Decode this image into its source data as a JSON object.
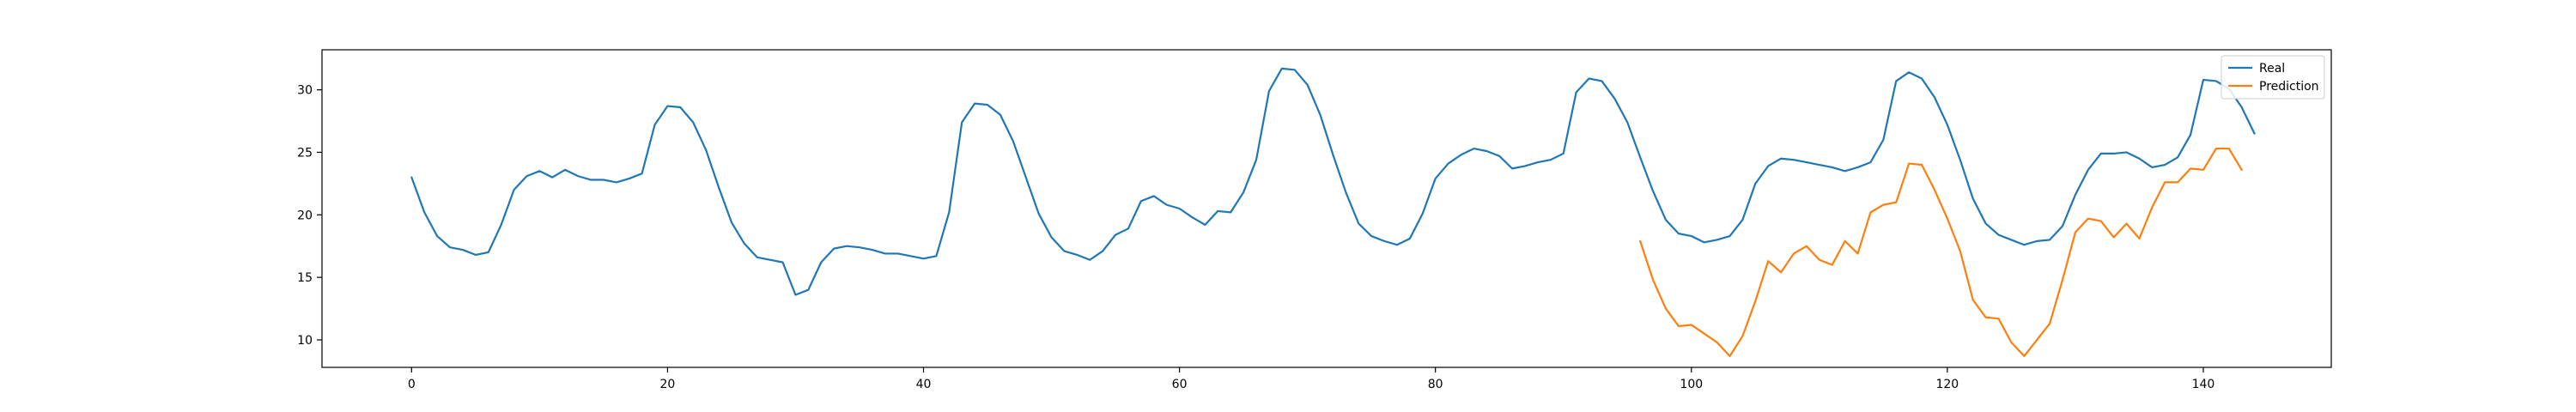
{
  "chart_data": {
    "type": "line",
    "xlim": [
      -7,
      150
    ],
    "ylim": [
      7.8,
      33.2
    ],
    "xticks": [
      0,
      20,
      40,
      60,
      80,
      100,
      120,
      140
    ],
    "yticks": [
      10,
      15,
      20,
      25,
      30
    ],
    "grid": false,
    "legend_position": "top-right",
    "series": [
      {
        "name": "Real",
        "color": "#1f77b4",
        "x_start": 0,
        "values": [
          23.0,
          20.2,
          18.3,
          17.4,
          17.2,
          16.8,
          17.0,
          19.2,
          22.0,
          23.1,
          23.5,
          23.0,
          23.6,
          23.1,
          22.8,
          22.8,
          22.6,
          22.9,
          23.3,
          27.2,
          28.7,
          28.6,
          27.4,
          25.2,
          22.2,
          19.4,
          17.7,
          16.6,
          16.4,
          16.2,
          13.6,
          14.0,
          16.2,
          17.3,
          17.5,
          17.4,
          17.2,
          16.9,
          16.9,
          16.7,
          16.5,
          16.7,
          20.2,
          27.4,
          28.9,
          28.8,
          28.0,
          25.9,
          23.0,
          20.1,
          18.2,
          17.1,
          16.8,
          16.4,
          17.1,
          18.4,
          18.9,
          21.1,
          21.5,
          20.8,
          20.5,
          19.8,
          19.2,
          20.3,
          20.2,
          21.8,
          24.4,
          29.9,
          31.7,
          31.6,
          30.4,
          28.0,
          24.8,
          21.8,
          19.3,
          18.3,
          17.9,
          17.6,
          18.1,
          20.1,
          22.9,
          24.1,
          24.8,
          25.3,
          25.1,
          24.7,
          23.7,
          23.9,
          24.2,
          24.4,
          24.9,
          29.8,
          30.9,
          30.7,
          29.3,
          27.4,
          24.6,
          21.9,
          19.6,
          18.5,
          18.3,
          17.8,
          18.0,
          18.3,
          19.6,
          22.5,
          23.9,
          24.5,
          24.4,
          24.2,
          24.0,
          23.8,
          23.5,
          23.8,
          24.2,
          26.0,
          30.7,
          31.4,
          30.9,
          29.4,
          27.2,
          24.4,
          21.3,
          19.3,
          18.4,
          18.0,
          17.6,
          17.9,
          18.0,
          19.1,
          21.6,
          23.6,
          24.9,
          24.9,
          25.0,
          24.5,
          23.8,
          24.0,
          24.6,
          26.4,
          30.8,
          30.7,
          30.1,
          28.6,
          26.5
        ]
      },
      {
        "name": "Prediction",
        "color": "#ff7f0e",
        "x_start": 96,
        "values": [
          17.9,
          14.8,
          12.5,
          11.1,
          11.2,
          10.5,
          9.8,
          8.7,
          10.3,
          13.1,
          16.3,
          15.4,
          16.9,
          17.5,
          16.4,
          16.0,
          17.9,
          16.9,
          20.2,
          20.8,
          21.0,
          24.1,
          24.0,
          22.0,
          19.7,
          17.1,
          13.2,
          11.8,
          11.7,
          9.8,
          8.7,
          10.0,
          11.3,
          14.8,
          18.6,
          19.7,
          19.5,
          18.2,
          19.3,
          18.1,
          20.6,
          22.6,
          22.6,
          23.7,
          23.6,
          25.3,
          25.3,
          23.6
        ]
      }
    ]
  }
}
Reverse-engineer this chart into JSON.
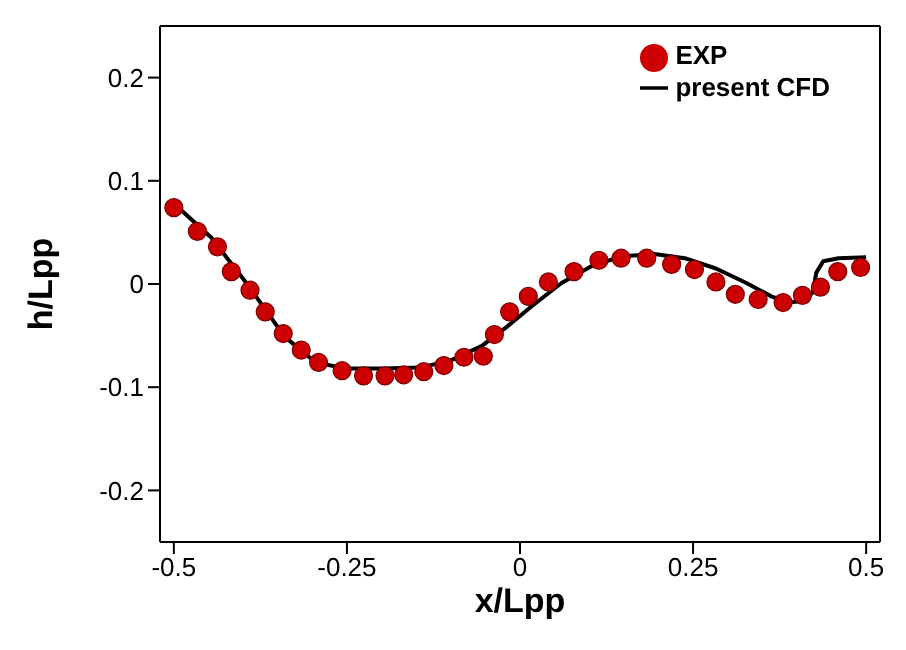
{
  "chart_data": {
    "type": "scatter",
    "xlabel": "x/Lpp",
    "ylabel": "h/Lpp",
    "xlim": [
      -0.52,
      0.52
    ],
    "ylim": [
      -0.25,
      0.25
    ],
    "xticks": [
      -0.5,
      -0.25,
      0,
      0.25,
      0.5
    ],
    "yticks": [
      -0.2,
      -0.1,
      0,
      0.1,
      0.2
    ],
    "grid": false,
    "legend": "top right",
    "series": [
      {
        "name": "EXP",
        "marker": "circle",
        "color": "#cc0000",
        "x": [
          -0.5,
          -0.466,
          -0.437,
          -0.417,
          -0.39,
          -0.368,
          -0.342,
          -0.316,
          -0.291,
          -0.257,
          -0.226,
          -0.195,
          -0.168,
          -0.139,
          -0.11,
          -0.081,
          -0.053,
          -0.037,
          -0.015,
          0.012,
          0.041,
          0.078,
          0.114,
          0.146,
          0.183,
          0.219,
          0.252,
          0.283,
          0.311,
          0.344,
          0.38,
          0.408,
          0.434,
          0.459,
          0.492
        ],
        "values": [
          0.074,
          0.051,
          0.036,
          0.012,
          -0.006,
          -0.027,
          -0.048,
          -0.064,
          -0.076,
          -0.084,
          -0.089,
          -0.089,
          -0.088,
          -0.085,
          -0.079,
          -0.071,
          -0.07,
          -0.049,
          -0.027,
          -0.012,
          0.002,
          0.012,
          0.023,
          0.025,
          0.025,
          0.019,
          0.014,
          0.002,
          -0.01,
          -0.015,
          -0.018,
          -0.011,
          -0.003,
          0.012,
          0.016
        ]
      },
      {
        "name": "present CFD",
        "type": "line",
        "marker": "none",
        "line_style": "solid",
        "color": "#000000",
        "x": [
          -0.5,
          -0.446,
          -0.393,
          -0.34,
          -0.295,
          -0.251,
          -0.197,
          -0.144,
          -0.1,
          -0.055,
          -0.02,
          0.016,
          0.06,
          0.105,
          0.149,
          0.194,
          0.238,
          0.283,
          0.327,
          0.363,
          0.389,
          0.412,
          0.423,
          0.428,
          0.438,
          0.46,
          0.5
        ],
        "values": [
          0.078,
          0.045,
          -0.001,
          -0.051,
          -0.076,
          -0.082,
          -0.082,
          -0.081,
          -0.074,
          -0.06,
          -0.042,
          -0.022,
          0.001,
          0.018,
          0.027,
          0.029,
          0.025,
          0.015,
          0.001,
          -0.012,
          -0.018,
          -0.016,
          -0.008,
          0.011,
          0.022,
          0.025,
          0.026
        ]
      }
    ]
  }
}
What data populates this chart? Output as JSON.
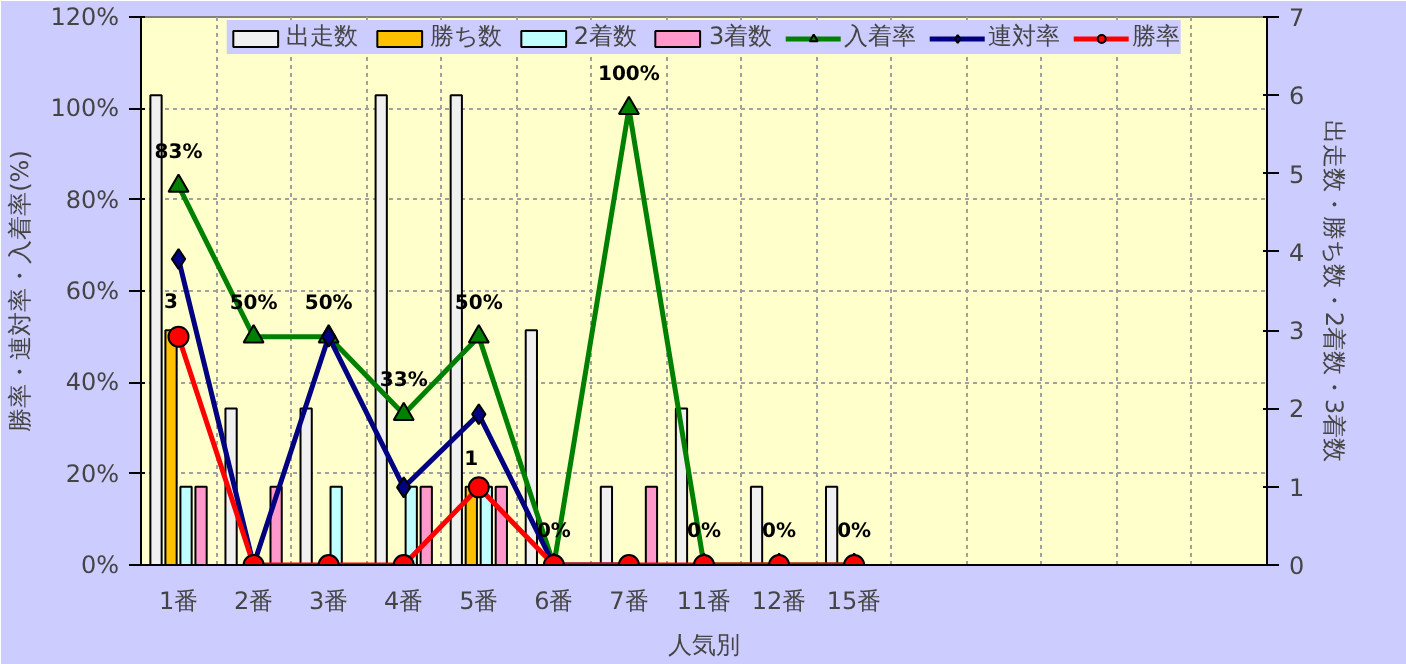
{
  "chart_data": {
    "type": "bar",
    "xlabel": "人気別",
    "ylabel": "勝率・連対率・入着率(%)",
    "y2label": "出走数・勝ち数・2着数・3着数",
    "categories": [
      "1番",
      "2番",
      "3番",
      "4番",
      "5番",
      "6番",
      "7番",
      "11番",
      "12番",
      "15番",
      null,
      null,
      null,
      null,
      null
    ],
    "series": [
      {
        "name": "出走数",
        "axis": "y2",
        "color": "#f0f0f0",
        "values": [
          6,
          2,
          2,
          6,
          6,
          3,
          1,
          2,
          1,
          1,
          null,
          null,
          null,
          null,
          null
        ]
      },
      {
        "name": "勝ち数",
        "axis": "y2",
        "color": "#ffc000",
        "values": [
          3,
          0,
          0,
          0,
          1,
          0,
          0,
          0,
          0,
          0,
          null,
          null,
          null,
          null,
          null
        ],
        "value_labels": [
          "3",
          null,
          null,
          null,
          "1",
          null,
          null,
          null,
          null,
          null,
          null,
          null,
          null,
          null,
          null
        ]
      },
      {
        "name": "2着数",
        "axis": "y2",
        "color": "#c0ffff",
        "values": [
          1,
          0,
          1,
          1,
          1,
          0,
          0,
          0,
          0,
          0,
          null,
          null,
          null,
          null,
          null
        ]
      },
      {
        "name": "3着数",
        "axis": "y2",
        "color": "#ff99cc",
        "values": [
          1,
          1,
          0,
          1,
          1,
          0,
          1,
          0,
          0,
          0,
          null,
          null,
          null,
          null,
          null
        ]
      },
      {
        "name": "入着率",
        "type": "line",
        "marker": "triangle",
        "color": "#008000",
        "values": [
          83,
          50,
          50,
          33,
          50,
          0,
          100,
          0,
          0,
          0,
          null,
          null,
          null,
          null,
          null
        ],
        "value_labels": [
          "83%",
          "50%",
          "50%",
          "33%",
          "50%",
          "0%",
          "100%",
          "0%",
          "0%",
          "0%",
          null,
          null,
          null,
          null,
          null
        ]
      },
      {
        "name": "連対率",
        "type": "line",
        "marker": "diamond",
        "color": "#000080",
        "values": [
          67,
          0,
          50,
          17,
          33,
          0,
          0,
          null,
          null,
          null,
          null,
          null,
          null,
          null,
          null
        ]
      },
      {
        "name": "勝率",
        "type": "line",
        "marker": "circle",
        "color": "#ff0000",
        "values": [
          50,
          0,
          0,
          0,
          17,
          0,
          0,
          0,
          0,
          0,
          null,
          null,
          null,
          null,
          null
        ]
      }
    ],
    "ylim": [
      0,
      120
    ],
    "yticks": [
      {
        "value": 0,
        "label": "0%"
      },
      {
        "value": 20,
        "label": "20%"
      },
      {
        "value": 40,
        "label": "40%"
      },
      {
        "value": 60,
        "label": "60%"
      },
      {
        "value": 80,
        "label": "80%"
      },
      {
        "value": 100,
        "label": "100%"
      },
      {
        "value": 120,
        "label": "120%"
      }
    ],
    "y2lim": [
      0,
      7
    ],
    "y2ticks": [
      0,
      1,
      2,
      3,
      4,
      5,
      6,
      7
    ],
    "grid": true,
    "legend": "top"
  }
}
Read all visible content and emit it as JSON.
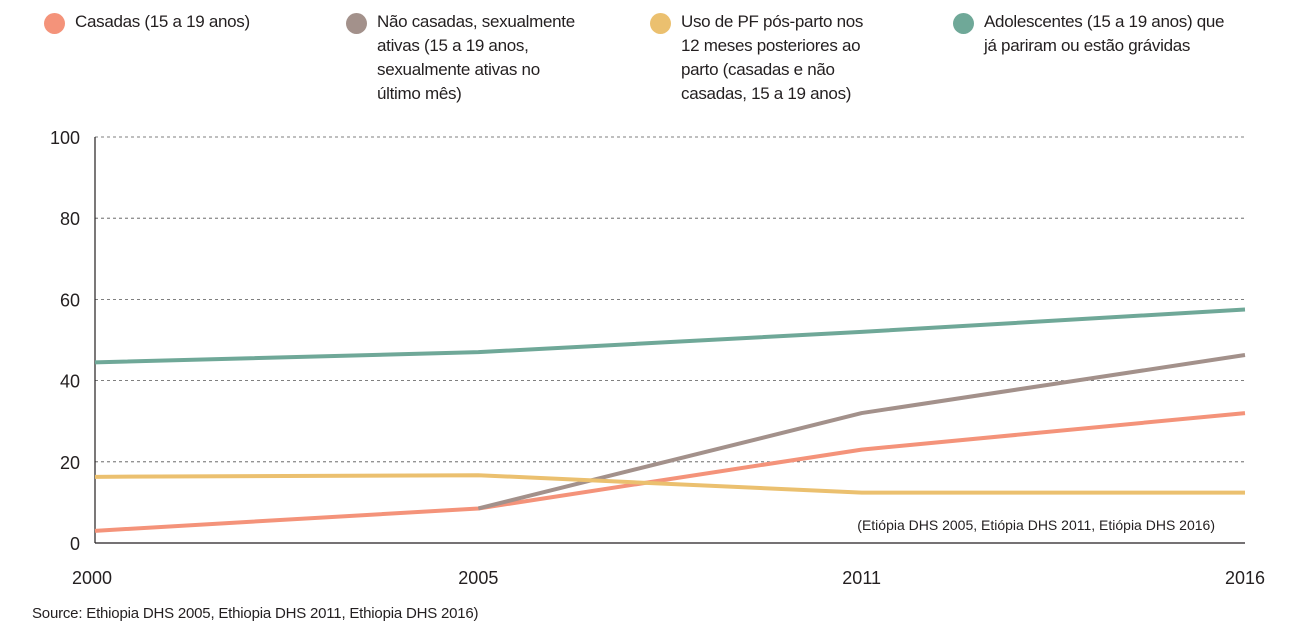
{
  "legend": [
    {
      "label": "Casadas (15 a 19 anos)",
      "color": "#F4937A"
    },
    {
      "label": "Não casadas, sexualmente\nativas (15 a 19 anos,\nsexualmente ativas no\núltimo mês)",
      "color": "#A3918B"
    },
    {
      "label": "Uso de PF pós-parto nos\n12 meses posteriores ao\nparto (casadas e não\ncasadas, 15 a 19 anos)",
      "color": "#EBC06F"
    },
    {
      "label": "Adolescentes (15 a 19 anos) que\njá pariram ou estão grávidas",
      "color": "#6FA898"
    }
  ],
  "chart_data": {
    "type": "line",
    "x": [
      "2000",
      "2005",
      "2011",
      "2016"
    ],
    "ylim": [
      0,
      100
    ],
    "yticks": [
      0,
      20,
      40,
      60,
      80,
      100
    ],
    "grid": "horizontal dashed",
    "legend_placement": "top",
    "series": [
      {
        "name": "Casadas (15 a 19 anos)",
        "color": "#F4937A",
        "values": [
          3,
          8.5,
          23,
          32
        ]
      },
      {
        "name": "Não casadas, sexualmente ativas (15 a 19 anos, sexualmente ativas no último mês)",
        "color": "#A3918B",
        "values": [
          null,
          8.5,
          32,
          46.3
        ]
      },
      {
        "name": "Uso de PF pós-parto nos 12 meses posteriores ao parto (casadas e não casadas, 15 a 19 anos)",
        "color": "#EBC06F",
        "values": [
          16.3,
          16.7,
          12.4,
          12.4
        ]
      },
      {
        "name": "Adolescentes (15 a 19 anos) que já pariram ou estão grávidas",
        "color": "#6FA898",
        "values": [
          44.5,
          47,
          52,
          57.5
        ]
      }
    ],
    "annotation": "(Etiópia DHS 2005, Etiópia DHS 2011, Etiópia DHS 2016)"
  },
  "source": "Source: Ethiopia DHS 2005, Ethiopia DHS 2011, Ethiopia DHS 2016)"
}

### The task:
Every line of the records that includes the word "sexualmente" should be gathered.

### Reply:
      "label": "Não casadas, sexualmente\nativas (15 a 19 anos,\nsexualmente ativas no\núltimo mês)",
        "name": "Não casadas, sexualmente ativas (15 a 19 anos, sexualmente ativas no último mês)",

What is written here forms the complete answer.